#### REQUIREMENTS
Which lines have the string "title"? Copy all of them from the entries below.

* BEGIN *

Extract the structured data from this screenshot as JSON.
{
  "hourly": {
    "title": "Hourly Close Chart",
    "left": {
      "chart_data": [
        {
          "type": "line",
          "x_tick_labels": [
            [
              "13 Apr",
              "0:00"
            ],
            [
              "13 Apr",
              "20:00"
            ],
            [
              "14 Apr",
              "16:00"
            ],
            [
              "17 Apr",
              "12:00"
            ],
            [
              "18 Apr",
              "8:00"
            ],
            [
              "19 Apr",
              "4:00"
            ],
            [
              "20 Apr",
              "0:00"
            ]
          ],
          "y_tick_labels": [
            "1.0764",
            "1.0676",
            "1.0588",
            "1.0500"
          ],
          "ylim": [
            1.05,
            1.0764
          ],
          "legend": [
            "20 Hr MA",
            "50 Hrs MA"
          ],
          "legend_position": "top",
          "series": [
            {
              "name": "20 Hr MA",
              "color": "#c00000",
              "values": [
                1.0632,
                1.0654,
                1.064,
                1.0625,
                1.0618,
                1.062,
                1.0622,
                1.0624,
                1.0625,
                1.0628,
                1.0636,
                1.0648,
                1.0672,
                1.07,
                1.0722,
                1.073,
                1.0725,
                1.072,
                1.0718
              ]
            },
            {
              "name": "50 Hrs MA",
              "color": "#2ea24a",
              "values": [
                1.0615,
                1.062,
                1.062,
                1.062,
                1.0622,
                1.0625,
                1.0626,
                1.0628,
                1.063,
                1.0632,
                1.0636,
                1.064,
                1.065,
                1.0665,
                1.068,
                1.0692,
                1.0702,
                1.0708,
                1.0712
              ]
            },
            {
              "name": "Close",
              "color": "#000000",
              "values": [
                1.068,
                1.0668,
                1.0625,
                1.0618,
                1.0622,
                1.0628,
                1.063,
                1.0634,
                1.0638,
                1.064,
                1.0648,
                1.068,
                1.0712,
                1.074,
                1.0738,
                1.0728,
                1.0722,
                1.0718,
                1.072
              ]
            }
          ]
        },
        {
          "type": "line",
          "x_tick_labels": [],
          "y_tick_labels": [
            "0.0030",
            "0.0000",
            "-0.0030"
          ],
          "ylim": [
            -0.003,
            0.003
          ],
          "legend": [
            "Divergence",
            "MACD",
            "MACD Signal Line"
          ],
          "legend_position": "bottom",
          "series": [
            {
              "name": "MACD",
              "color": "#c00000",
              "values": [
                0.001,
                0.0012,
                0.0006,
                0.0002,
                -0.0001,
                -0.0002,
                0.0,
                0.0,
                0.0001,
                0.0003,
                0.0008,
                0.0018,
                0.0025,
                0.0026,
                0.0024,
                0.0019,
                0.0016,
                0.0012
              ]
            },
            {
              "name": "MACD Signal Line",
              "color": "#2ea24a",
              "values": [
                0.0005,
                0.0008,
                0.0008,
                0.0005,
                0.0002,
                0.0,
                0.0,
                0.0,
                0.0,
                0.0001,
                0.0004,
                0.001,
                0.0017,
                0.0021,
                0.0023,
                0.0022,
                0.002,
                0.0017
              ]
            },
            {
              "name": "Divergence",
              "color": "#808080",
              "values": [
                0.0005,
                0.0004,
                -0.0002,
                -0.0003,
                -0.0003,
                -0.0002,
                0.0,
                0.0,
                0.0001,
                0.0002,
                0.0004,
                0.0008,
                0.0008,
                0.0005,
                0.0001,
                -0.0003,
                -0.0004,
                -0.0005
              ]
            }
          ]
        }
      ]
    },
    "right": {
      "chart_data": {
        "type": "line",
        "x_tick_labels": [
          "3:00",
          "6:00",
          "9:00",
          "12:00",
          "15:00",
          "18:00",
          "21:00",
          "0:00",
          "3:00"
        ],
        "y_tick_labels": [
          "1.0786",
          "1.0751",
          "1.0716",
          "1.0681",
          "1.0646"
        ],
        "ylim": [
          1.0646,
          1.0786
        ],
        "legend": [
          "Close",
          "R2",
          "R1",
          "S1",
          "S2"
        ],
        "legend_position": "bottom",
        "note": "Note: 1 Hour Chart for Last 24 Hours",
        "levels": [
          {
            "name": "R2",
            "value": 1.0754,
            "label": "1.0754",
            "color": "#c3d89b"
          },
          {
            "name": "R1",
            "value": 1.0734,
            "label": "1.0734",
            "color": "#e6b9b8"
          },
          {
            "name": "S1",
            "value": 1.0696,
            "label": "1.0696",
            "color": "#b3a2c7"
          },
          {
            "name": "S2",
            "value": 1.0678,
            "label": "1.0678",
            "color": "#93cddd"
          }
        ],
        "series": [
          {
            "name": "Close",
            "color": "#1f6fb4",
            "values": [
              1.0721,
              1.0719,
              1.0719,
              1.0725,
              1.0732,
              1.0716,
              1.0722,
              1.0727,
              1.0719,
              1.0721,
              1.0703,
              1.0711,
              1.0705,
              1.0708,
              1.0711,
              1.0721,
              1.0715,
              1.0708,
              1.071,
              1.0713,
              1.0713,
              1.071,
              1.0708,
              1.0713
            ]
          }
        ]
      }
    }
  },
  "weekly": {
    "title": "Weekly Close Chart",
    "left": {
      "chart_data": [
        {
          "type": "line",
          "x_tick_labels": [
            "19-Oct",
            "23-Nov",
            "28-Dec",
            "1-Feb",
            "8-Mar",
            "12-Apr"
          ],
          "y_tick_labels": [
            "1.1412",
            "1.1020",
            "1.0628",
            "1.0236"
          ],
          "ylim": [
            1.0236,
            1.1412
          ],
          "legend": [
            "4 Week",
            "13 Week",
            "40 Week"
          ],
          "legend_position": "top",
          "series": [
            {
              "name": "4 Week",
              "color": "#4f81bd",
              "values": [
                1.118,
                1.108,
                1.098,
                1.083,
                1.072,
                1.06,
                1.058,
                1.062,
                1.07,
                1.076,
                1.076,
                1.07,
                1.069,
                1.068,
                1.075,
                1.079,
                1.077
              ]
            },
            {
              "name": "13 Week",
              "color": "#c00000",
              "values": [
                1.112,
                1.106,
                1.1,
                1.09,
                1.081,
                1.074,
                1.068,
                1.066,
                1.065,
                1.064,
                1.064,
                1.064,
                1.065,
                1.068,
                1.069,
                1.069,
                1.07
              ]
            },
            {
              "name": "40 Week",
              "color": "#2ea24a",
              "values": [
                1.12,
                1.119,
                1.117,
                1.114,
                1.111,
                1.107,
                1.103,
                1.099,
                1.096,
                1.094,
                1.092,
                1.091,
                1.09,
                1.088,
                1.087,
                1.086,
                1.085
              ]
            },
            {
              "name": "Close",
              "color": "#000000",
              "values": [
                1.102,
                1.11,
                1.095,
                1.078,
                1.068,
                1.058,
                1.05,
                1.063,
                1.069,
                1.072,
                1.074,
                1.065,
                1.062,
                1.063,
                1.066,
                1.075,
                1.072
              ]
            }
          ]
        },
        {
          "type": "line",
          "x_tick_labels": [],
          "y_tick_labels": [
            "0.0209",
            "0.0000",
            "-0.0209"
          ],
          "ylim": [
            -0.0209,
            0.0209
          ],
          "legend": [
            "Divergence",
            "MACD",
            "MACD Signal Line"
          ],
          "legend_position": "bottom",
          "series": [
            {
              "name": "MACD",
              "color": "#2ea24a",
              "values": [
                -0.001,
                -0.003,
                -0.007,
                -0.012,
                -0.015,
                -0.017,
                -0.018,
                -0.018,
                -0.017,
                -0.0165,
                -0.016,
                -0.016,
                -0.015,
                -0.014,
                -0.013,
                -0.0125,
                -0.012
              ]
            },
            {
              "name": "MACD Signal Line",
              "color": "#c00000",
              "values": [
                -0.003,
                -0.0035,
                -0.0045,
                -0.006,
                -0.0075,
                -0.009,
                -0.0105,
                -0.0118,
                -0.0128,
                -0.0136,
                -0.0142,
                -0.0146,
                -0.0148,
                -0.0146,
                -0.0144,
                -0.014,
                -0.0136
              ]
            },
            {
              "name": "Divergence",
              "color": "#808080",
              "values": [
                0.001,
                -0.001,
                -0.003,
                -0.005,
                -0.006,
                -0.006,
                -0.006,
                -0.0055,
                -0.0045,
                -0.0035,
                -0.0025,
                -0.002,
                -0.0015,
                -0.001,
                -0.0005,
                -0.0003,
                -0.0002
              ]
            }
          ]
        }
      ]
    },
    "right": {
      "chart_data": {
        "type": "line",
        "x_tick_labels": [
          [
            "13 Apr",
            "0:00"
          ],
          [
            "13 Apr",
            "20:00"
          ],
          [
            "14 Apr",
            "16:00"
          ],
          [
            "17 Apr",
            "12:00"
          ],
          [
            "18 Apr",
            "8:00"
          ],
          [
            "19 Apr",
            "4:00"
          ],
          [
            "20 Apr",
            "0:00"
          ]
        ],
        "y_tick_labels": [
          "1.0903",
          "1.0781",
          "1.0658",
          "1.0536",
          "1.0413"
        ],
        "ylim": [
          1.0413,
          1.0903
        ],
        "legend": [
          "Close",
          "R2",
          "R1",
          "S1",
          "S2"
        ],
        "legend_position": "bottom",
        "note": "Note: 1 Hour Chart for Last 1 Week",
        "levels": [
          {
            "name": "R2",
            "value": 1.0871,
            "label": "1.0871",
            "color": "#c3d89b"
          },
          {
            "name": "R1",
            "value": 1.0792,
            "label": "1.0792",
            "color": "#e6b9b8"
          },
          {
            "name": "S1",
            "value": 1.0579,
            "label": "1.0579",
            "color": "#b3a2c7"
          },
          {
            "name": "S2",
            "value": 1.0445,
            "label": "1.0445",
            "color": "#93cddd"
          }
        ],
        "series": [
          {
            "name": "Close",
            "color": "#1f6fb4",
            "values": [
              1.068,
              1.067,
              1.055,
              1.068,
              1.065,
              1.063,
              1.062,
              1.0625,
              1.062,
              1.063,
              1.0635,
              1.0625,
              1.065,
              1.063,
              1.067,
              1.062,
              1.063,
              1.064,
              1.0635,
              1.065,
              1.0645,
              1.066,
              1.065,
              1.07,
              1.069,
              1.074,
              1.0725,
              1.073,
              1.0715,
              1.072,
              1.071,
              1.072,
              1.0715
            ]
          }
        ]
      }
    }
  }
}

* END *

#### SOLUTION TO THIS PROBLEM
    "title": "Hourly Close Chart",
    "title": "Weekly Close Chart",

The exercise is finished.